● Objective: Copy every line of the data that contains the string "this".

● Listed entries:
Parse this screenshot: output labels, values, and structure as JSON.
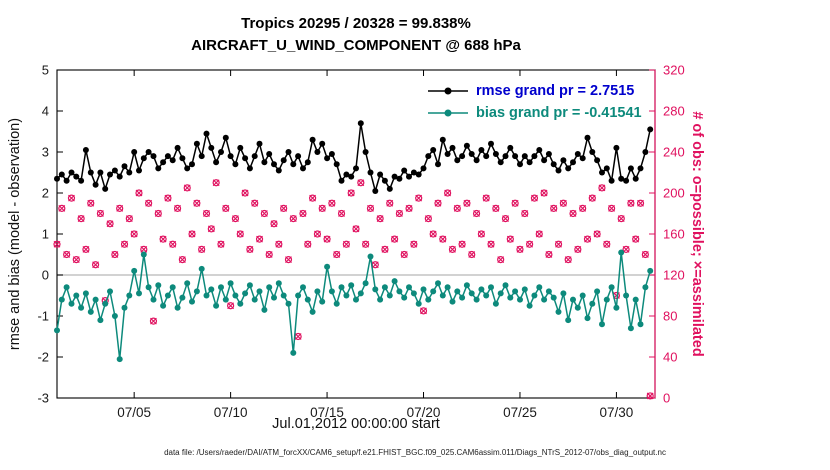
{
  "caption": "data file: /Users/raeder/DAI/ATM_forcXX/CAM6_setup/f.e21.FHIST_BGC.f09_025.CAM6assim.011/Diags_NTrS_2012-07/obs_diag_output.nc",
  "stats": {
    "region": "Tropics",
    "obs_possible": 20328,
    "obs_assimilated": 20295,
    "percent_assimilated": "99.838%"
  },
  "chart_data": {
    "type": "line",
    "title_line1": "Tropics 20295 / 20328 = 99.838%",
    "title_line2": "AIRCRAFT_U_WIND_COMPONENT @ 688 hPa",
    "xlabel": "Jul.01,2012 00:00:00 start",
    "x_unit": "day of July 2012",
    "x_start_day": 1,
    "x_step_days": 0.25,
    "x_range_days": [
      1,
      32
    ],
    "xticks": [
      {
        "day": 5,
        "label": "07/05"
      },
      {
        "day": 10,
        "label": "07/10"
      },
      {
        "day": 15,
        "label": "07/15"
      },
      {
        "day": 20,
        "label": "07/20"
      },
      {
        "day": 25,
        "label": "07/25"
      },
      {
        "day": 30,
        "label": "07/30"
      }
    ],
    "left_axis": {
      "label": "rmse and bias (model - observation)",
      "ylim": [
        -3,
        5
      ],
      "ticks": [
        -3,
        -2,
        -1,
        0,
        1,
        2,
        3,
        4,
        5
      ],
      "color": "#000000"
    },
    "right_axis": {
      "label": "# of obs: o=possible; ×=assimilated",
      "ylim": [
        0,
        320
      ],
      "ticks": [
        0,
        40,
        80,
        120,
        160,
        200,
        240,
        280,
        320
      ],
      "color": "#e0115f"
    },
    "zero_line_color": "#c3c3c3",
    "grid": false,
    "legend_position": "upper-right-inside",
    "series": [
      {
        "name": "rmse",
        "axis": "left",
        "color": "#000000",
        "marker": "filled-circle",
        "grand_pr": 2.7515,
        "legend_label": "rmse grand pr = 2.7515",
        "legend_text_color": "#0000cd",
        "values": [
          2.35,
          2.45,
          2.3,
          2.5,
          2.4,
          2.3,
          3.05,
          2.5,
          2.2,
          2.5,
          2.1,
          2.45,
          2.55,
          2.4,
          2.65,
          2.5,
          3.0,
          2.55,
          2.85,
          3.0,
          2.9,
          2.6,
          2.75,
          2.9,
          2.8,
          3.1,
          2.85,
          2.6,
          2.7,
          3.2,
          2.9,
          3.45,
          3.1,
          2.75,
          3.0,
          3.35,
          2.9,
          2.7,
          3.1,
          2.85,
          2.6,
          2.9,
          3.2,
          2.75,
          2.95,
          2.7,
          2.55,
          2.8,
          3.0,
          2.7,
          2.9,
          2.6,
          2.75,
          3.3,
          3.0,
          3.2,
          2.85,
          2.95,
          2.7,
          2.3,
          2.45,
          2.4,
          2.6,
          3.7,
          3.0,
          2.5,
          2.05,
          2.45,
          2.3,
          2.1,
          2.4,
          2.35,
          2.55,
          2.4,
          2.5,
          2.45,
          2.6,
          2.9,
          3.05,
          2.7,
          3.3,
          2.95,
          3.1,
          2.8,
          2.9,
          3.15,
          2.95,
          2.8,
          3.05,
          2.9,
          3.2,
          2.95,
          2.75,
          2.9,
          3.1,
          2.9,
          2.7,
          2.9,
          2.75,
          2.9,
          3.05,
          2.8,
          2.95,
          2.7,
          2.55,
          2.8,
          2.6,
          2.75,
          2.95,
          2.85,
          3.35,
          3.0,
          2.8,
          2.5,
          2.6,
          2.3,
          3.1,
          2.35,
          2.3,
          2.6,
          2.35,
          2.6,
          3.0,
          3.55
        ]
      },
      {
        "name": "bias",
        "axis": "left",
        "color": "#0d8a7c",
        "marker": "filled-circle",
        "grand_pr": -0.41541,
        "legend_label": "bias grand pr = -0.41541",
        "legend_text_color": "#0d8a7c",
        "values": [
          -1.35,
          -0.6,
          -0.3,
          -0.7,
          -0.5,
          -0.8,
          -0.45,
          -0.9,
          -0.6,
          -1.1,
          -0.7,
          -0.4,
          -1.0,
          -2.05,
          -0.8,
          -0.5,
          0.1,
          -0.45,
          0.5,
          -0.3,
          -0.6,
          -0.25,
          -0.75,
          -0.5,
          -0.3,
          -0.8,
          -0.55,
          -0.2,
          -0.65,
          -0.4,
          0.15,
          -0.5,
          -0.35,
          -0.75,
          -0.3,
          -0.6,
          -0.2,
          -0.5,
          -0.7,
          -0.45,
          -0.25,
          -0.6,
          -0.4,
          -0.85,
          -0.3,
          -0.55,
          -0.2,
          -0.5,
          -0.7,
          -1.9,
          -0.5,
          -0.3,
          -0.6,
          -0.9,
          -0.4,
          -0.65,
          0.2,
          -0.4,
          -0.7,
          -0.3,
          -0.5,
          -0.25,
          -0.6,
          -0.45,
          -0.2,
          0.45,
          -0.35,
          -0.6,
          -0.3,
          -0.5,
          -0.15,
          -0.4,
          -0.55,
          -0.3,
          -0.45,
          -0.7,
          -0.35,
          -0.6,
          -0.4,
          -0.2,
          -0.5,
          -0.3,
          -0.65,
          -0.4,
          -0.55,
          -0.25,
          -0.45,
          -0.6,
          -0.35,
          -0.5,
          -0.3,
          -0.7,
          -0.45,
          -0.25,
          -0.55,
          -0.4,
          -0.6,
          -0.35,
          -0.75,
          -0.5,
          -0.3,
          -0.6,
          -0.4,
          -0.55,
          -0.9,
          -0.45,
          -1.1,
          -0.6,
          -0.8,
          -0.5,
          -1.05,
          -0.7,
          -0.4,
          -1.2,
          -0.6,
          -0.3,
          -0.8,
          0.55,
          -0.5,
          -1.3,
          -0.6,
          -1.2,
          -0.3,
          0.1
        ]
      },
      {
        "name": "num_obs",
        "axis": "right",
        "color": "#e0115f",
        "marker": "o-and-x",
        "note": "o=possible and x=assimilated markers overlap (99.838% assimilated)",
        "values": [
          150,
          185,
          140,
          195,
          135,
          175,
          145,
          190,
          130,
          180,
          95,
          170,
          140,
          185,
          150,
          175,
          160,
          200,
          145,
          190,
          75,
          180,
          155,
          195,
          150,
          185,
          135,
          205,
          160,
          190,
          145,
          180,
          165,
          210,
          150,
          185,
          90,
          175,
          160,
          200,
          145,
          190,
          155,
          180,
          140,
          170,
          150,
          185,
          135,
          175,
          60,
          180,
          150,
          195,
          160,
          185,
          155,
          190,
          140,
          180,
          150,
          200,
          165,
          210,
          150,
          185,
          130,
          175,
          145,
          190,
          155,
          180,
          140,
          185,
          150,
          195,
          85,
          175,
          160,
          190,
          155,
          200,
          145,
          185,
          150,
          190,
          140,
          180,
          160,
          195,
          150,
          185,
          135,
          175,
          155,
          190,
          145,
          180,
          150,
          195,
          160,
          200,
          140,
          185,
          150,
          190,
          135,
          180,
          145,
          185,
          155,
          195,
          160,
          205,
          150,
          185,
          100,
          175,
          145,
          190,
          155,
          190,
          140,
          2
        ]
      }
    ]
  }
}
--
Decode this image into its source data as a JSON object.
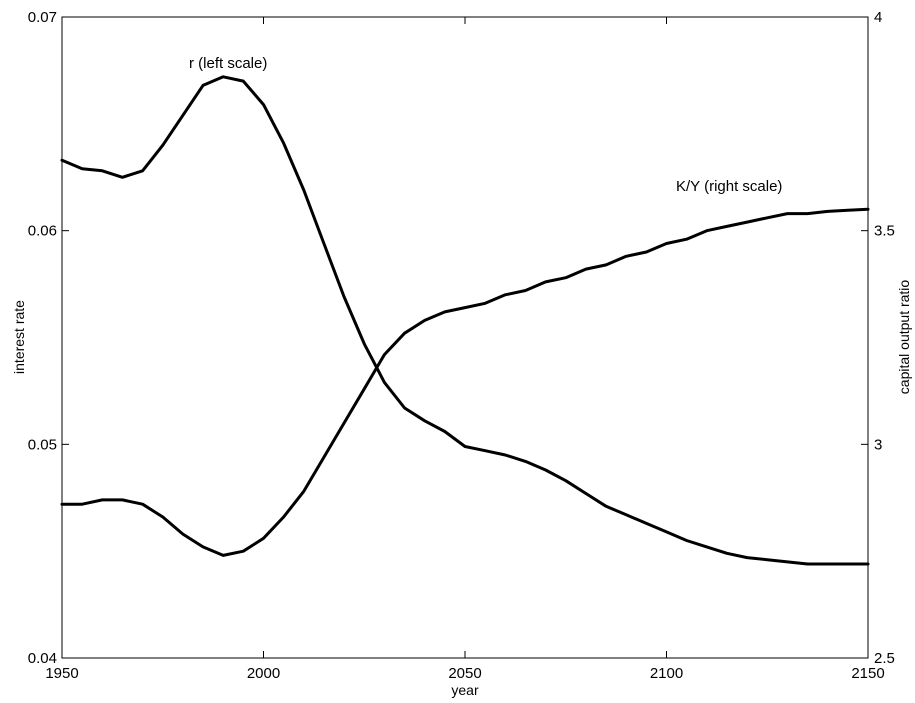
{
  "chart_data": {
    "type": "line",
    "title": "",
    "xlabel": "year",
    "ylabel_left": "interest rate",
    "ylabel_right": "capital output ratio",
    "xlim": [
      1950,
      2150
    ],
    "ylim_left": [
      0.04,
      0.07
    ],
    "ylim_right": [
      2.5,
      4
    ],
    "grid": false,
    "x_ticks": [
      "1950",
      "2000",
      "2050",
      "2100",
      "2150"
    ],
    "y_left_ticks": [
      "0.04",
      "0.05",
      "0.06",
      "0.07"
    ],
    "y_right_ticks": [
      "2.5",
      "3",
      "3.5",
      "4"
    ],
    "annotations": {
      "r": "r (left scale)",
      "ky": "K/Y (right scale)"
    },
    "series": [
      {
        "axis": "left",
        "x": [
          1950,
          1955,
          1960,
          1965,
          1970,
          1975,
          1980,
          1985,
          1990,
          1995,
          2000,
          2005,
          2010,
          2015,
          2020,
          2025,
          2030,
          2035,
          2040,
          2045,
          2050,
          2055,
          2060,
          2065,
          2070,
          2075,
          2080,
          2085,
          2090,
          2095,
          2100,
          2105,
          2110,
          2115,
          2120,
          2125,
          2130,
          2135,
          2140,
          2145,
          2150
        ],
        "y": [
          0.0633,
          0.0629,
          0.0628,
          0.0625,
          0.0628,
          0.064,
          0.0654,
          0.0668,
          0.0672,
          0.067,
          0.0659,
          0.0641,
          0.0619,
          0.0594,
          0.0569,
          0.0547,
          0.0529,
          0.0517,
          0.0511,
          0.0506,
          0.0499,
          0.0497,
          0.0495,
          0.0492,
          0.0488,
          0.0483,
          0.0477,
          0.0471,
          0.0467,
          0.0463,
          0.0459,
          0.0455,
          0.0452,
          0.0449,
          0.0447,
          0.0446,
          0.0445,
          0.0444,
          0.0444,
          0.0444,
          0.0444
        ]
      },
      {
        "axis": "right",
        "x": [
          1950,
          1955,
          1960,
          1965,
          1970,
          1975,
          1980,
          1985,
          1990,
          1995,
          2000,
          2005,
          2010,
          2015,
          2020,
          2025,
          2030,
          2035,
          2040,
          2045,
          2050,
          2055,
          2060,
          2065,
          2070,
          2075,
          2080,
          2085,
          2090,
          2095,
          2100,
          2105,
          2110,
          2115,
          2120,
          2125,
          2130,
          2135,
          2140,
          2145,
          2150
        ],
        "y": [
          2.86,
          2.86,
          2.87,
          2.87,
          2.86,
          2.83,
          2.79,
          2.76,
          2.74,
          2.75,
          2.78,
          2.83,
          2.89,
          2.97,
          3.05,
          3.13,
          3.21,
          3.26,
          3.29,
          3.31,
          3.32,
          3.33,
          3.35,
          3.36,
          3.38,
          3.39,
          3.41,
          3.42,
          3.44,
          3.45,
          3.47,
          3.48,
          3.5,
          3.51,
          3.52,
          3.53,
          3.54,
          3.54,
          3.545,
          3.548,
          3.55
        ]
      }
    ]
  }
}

● Right answer:
Parse this screenshot: output labels, values, and structure as JSON.
Decode this image into its source data as a JSON object.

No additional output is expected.